- PROMPT: Give back, word for word, the line that contains "Type out the text in this image." and every line that follows it in the data below.

- DATASET:
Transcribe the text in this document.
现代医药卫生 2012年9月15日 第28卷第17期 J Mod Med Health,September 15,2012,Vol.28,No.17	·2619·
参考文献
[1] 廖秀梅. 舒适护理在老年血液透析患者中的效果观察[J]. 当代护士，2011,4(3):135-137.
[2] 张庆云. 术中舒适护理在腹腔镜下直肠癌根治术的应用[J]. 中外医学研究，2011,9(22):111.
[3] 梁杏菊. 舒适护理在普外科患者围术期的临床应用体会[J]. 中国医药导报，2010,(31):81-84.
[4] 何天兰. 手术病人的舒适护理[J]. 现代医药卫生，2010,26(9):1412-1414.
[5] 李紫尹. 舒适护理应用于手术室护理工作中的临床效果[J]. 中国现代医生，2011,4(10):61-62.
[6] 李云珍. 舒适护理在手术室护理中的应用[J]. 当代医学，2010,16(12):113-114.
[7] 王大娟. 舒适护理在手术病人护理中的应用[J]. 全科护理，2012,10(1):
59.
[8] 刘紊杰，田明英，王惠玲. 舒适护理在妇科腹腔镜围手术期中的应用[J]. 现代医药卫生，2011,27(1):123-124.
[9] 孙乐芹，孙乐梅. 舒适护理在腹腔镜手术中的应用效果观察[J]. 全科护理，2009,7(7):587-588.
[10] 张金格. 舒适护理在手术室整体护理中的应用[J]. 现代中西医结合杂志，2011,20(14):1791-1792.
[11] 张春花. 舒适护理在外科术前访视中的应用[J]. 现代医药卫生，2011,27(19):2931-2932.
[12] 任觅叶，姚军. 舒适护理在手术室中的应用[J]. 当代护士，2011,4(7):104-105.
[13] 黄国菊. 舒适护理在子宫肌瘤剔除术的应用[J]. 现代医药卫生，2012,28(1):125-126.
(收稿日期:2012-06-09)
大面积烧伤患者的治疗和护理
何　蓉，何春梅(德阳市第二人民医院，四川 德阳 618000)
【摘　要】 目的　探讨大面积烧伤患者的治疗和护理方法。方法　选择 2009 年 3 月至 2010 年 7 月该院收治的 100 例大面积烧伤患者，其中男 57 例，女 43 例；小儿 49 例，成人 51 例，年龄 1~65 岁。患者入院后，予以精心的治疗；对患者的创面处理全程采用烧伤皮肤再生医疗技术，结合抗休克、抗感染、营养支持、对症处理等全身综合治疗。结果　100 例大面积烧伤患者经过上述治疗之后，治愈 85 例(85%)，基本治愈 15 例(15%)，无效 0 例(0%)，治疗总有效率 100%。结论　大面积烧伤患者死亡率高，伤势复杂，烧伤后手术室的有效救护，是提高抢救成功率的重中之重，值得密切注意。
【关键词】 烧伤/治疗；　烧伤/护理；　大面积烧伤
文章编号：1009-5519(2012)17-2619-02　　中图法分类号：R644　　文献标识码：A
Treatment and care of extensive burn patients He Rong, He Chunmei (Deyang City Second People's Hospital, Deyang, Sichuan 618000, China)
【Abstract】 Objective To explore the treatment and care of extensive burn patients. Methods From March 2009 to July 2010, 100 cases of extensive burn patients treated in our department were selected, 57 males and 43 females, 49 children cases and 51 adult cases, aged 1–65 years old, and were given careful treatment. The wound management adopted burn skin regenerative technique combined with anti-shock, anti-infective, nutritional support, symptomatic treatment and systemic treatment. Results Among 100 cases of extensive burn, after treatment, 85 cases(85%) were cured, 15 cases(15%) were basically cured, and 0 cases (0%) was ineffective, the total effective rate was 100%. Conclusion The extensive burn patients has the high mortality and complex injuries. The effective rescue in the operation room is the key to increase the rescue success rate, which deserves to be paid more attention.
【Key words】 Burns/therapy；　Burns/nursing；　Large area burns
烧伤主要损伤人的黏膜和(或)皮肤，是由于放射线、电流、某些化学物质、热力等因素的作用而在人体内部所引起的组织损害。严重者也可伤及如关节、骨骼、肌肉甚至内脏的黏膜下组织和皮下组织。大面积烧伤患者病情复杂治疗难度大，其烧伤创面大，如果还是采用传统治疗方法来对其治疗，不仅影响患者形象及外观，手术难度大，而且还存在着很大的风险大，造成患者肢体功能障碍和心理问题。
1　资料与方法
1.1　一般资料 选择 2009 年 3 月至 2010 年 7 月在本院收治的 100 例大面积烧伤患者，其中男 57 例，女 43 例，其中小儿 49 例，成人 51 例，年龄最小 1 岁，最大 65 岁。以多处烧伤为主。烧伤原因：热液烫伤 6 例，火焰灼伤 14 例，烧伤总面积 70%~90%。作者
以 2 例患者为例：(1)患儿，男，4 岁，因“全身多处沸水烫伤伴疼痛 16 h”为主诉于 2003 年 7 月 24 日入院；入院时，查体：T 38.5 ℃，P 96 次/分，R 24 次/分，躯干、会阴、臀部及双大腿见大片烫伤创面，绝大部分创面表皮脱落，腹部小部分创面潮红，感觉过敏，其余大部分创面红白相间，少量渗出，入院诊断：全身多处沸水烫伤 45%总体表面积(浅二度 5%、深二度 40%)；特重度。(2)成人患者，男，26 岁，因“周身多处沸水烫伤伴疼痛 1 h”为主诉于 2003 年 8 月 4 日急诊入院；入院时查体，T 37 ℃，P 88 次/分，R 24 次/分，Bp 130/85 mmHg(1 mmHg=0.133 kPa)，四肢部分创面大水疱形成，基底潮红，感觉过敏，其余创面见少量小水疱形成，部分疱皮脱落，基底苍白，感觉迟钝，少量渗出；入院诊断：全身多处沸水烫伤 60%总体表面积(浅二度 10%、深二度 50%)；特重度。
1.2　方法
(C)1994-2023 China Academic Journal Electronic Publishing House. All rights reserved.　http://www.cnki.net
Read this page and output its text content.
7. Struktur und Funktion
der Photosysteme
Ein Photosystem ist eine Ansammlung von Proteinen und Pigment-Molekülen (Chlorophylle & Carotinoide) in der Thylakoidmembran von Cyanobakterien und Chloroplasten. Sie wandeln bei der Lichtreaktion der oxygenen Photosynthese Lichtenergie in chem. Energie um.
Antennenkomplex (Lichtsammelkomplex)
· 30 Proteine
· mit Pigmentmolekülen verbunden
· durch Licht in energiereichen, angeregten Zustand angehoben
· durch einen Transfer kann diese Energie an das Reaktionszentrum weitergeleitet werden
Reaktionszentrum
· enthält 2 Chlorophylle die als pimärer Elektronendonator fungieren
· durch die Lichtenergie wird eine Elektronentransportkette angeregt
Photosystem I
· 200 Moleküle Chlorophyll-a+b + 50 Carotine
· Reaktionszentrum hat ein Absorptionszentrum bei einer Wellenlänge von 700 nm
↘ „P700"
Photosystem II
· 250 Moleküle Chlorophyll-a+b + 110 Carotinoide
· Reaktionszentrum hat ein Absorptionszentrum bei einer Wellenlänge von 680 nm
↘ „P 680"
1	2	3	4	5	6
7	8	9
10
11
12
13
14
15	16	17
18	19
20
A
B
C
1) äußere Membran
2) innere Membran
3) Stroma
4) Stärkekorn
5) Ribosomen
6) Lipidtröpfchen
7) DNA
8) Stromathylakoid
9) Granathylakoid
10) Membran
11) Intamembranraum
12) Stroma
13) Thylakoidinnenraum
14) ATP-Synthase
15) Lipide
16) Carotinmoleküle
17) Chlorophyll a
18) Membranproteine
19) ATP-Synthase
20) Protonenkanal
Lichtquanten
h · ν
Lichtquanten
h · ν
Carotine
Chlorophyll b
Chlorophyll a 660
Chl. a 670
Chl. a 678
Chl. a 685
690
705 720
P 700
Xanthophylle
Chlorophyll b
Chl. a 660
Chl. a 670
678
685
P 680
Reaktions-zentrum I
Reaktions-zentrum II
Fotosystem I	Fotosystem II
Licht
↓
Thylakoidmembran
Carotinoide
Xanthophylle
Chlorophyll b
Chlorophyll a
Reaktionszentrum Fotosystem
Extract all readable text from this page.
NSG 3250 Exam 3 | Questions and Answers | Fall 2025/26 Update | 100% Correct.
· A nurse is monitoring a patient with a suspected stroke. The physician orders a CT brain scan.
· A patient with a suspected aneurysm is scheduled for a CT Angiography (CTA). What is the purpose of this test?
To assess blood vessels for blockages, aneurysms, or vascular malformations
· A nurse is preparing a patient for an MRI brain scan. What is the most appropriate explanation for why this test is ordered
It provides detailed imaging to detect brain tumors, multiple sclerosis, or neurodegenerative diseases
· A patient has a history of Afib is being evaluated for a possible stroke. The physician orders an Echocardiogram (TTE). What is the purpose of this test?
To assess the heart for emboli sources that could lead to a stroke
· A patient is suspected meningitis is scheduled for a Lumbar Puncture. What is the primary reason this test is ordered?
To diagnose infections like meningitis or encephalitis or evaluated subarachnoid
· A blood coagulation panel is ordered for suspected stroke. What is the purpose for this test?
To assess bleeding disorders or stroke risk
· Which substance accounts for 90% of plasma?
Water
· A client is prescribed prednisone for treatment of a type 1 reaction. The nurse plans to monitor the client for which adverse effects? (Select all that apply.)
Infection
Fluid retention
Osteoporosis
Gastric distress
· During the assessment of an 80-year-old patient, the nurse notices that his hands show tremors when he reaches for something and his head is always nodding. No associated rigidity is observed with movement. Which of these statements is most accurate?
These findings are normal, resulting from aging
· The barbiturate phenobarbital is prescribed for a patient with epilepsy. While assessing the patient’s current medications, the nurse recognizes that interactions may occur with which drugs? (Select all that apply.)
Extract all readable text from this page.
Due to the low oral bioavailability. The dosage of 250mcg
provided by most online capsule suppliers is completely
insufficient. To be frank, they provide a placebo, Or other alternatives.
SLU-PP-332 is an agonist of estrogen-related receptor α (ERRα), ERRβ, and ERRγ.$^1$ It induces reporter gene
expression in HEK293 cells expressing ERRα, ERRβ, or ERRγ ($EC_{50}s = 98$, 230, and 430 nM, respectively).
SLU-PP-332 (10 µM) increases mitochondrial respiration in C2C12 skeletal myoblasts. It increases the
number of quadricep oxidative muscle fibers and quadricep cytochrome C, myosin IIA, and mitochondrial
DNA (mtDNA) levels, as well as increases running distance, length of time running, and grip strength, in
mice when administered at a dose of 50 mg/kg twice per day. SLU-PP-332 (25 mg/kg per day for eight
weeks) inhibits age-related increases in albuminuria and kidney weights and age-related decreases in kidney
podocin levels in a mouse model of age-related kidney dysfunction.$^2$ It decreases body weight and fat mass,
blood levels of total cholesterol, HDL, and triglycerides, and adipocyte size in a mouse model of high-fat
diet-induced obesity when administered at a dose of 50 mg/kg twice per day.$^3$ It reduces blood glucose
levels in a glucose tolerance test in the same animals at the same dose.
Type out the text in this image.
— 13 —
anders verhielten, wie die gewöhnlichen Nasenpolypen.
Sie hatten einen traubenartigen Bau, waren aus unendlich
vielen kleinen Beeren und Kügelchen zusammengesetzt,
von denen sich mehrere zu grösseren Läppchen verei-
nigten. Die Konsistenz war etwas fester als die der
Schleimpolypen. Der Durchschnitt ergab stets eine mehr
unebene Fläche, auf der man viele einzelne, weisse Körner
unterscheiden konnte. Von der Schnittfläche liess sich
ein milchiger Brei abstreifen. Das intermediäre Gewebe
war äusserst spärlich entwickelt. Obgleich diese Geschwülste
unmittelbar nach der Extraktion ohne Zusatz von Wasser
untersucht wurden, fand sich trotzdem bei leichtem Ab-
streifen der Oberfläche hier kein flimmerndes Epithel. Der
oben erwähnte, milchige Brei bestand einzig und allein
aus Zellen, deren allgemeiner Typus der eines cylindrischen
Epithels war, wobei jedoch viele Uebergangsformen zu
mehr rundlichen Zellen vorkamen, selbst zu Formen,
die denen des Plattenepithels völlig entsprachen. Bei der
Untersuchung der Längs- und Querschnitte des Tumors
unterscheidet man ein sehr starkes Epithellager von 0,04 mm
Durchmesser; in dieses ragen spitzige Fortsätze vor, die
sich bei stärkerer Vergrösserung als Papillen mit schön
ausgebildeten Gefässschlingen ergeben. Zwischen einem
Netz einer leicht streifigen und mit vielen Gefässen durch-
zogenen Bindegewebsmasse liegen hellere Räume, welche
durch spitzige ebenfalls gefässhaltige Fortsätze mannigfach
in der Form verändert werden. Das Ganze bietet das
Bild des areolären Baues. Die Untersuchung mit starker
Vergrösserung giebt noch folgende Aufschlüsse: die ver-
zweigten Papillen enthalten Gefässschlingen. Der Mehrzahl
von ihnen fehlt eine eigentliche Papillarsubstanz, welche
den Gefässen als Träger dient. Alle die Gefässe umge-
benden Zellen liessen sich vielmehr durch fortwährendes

- ANSWER BOX:
Type out the text in this image.
— 13 —
anders verhielten, wie die gewöhnlichen Nasenpolypen.
Sie hatten einen traubenartigen Bau, waren aus unendlich
vielen kleinen Beeren und Kügelchen zusammengesetzt,
von denen sich mehrere zu grösseren Läppchen verei-
nigten. Die Konsistenz war etwas fester als die der
Schleimpolypen. Der Durchschnitt ergab stets eine mehr
unebene Fläche, auf der man viele einzelne, weisse Körner
unterscheiden konnte. Von der Schnittfläche liess sich
ein milchiger Brei abstreifen. Das intermediäre Gewebe
war äusserst spärlich entwickelt. Obgleich diese Geschwülste
unmittelbar nach der Extraktion ohne Zusatz von Wasser
untersucht wurden, fand sich trotzdem bei leichtem Ab-
streifen der Oberfläche hier kein flimmerndes Epithel. Der
oben erwähnte, milchige Brei bestand einzig und allein
aus Zellen, deren allgemeiner Typus der eines cylindrischen
Epithels war, wobei jedoch viele Uebergangsformen zu
mehr rundlichen Zellen vorkamen, selbst zu Formen,
die denen des Plattenepithels völlig entsprachen. Bei der
Untersuchung der Längs- und Querschnitte des Tumors
unterscheidet man ein sehr starkes Epithellager von 0,04 mm
Durchmesser; in dieses ragen spitzige Fortsätze vor, die
sich bei stärkerer Vergrösserung als Papillen mit schön
ausgebildeten Gefässschlingen ergeben. Zwischen einem
Netz einer leicht streifigen und mit vielen Gefässen durch-
zogenen Bindegewebsmasse liegen hellere Räume, welche
durch spitzige ebenfalls gefässhaltige Fortsätze mannigfach
in der Form verändert werden. Das Ganze bietet das
Bild des areolären Baues. Die Untersuchung mit starker
Vergrösserung giebt noch folgende Aufschlüsse: die ver-
zweigten Papillen enthalten Gefässschlingen. Der Mehrzahl
von ihnen fehlt eine eigentliche Papillarsubstanz, welche
den Gefässen als Träger dient. Alle die Gefässe umge-
benden Zellen liessen sich vielmehr durch fortwährendes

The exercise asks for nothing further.